◆ GOAL ◆
Please continue the news report below on the UNRWA chief's address to the General Assembly, starting after its final sentence.

Addressing the United Nations General Assembly (GA) on Wednesday, Philippe Lazzarini, the Commissioner-General of the United Nations Relief and Works Agency for Palestine Refugees in the Near East (UNRWA), urged UN member states to act to prevent the implementation of Israeli Knesset legislation targeting UNRWA. He also urged states to maintain funding for UNRWA and not to withhold or divert funds on the assumption that the organization can no longer operate.
“The Israeli Knesset’s legislative action poses an imminent and existential threat to the Agency,” Lazzarini said at the informal meeting, noting that he was addressing the General Assembly “at UNRWA’s darkest hour”.
“It is the latest move in a relentless campaign to delegitimize UNRWA and undermine its role providing development services and emergency assistance to Palestine Refugees.”
He said that since the beginning of the Gaza war, Israeli officials have described the dismantling of UNRWA as a war goal. The Knesset legislation served that purpose.
“However, its intention goes beyond undermining UNRWA and the United Nations. It seeks to end Palestinians’ right to self-determination, and aspiration for a just political solution. It advances efforts to shift, unilaterally, long-established parameters for resolving the Israel-Palestine conflict,” the UNRWA chief added.
Without intervention by member states, he warned, UNRWA will collapse.
“The entire population of Gaza fears that their only remaining lifeline will be cut. Without intervention by Member States, UNRWA will collapse, plunging millions of Palestinians into chaos.”
On October 28, the Israeli Knesset passed two laws, which will take effect in three months, prohibiting Israeli authorities from having any contact with UNRWA and prohibiting the agency from operating in areas under Israeli sovereignty. If implemented, these measures would likely prevent UNRWA from carrying out its activities in the Occupied Palestinian Territory (OPT).
Lazzarini said he had three urgent requests to prevent this devastating outcome.
“First, I ask that Member States act to prevent the implementation of the legislation against UNRWA. Changes to UNRWA’s mandate are the prerogative of the General Assembly, not individual Member States,” he said.
Second, he called on member states to ensure that any plan for political transition outlines the role that UNRWA will play.

◆ SOURCE DATA ◆
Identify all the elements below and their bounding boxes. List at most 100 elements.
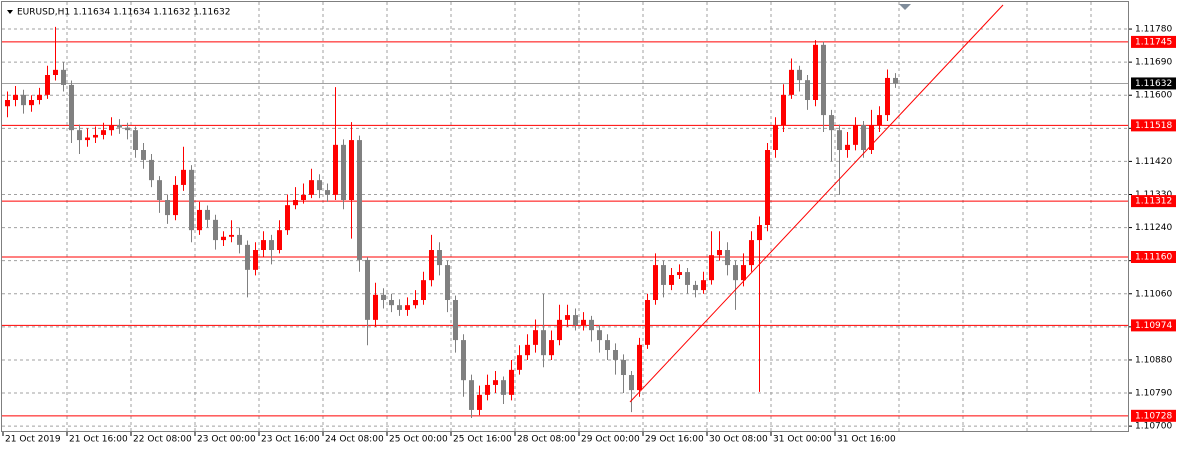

◆ ANSWER FOR THIS EXERCISE ◆
“The Agency must progressively conclude its mandate within the framework of a political solution, and hand over its services to an empowered Palestinian administration,” Lazzarini said
Finally, he asked member states to maintain funding for UNRWA and not to withhold or divert funds on the assumption that the UN agency can no longer operate.
The UNRWA chief also briefed member states on the situation in Gaza, reminding the General Assembly that UNRWA has been a lifeline for the people of Gaza, especially over the past year. His staff, he said, had worked non-stop for 13 months, amid immense personal hardship and loss.
“For decades, UNRWA has provided Palestine Refugees with services ensuring their access to basic rights. Despite this, and perhaps because of it, we have paid a heavy price. The Agency is under intense attack in Gaza.”
He reminded member states of the 239 UNRWA staff who have been killed. More than two-thirds of UNRWA premises have been damaged or destroyed. He called for independent investigations into these violations.
UN personnel and facilities, as well as humanitarian operations, enjoy special protection under international law. Intentionally directing attacks against personnel, facilities, material, units or vehicles involved in a humanitarian mission is a war crime.
Humanitarian organizations and UN officials say UNRWA is irreplaceable and indispensable as a humanitarian lifeline and must be allowed to fulfill its mandate. They say the agency is the backbone of the humanitarian response and cannot be replaced by other UN agencies.
The General Assembly established the UN Relief and Works Agency for Palestine Refugees in 1949 to assist some 700,000 Palestinian refugees displaced by the 1948 Arab-Israeli War, which broke out after Israel became a state in May of that year. In the absence of a political solution for the Palestinian refugees, the UN General Assembly has repeatedly renewed UNRWA's mandate.
Today, UNRWA operates not only in Gaza and the West Bank, but also in Jordan, Lebanon and Syria, where there are large Palestinian refugee communities. Nearly 6 million Palestinians are eligible for UNRWA services, which include education and health care.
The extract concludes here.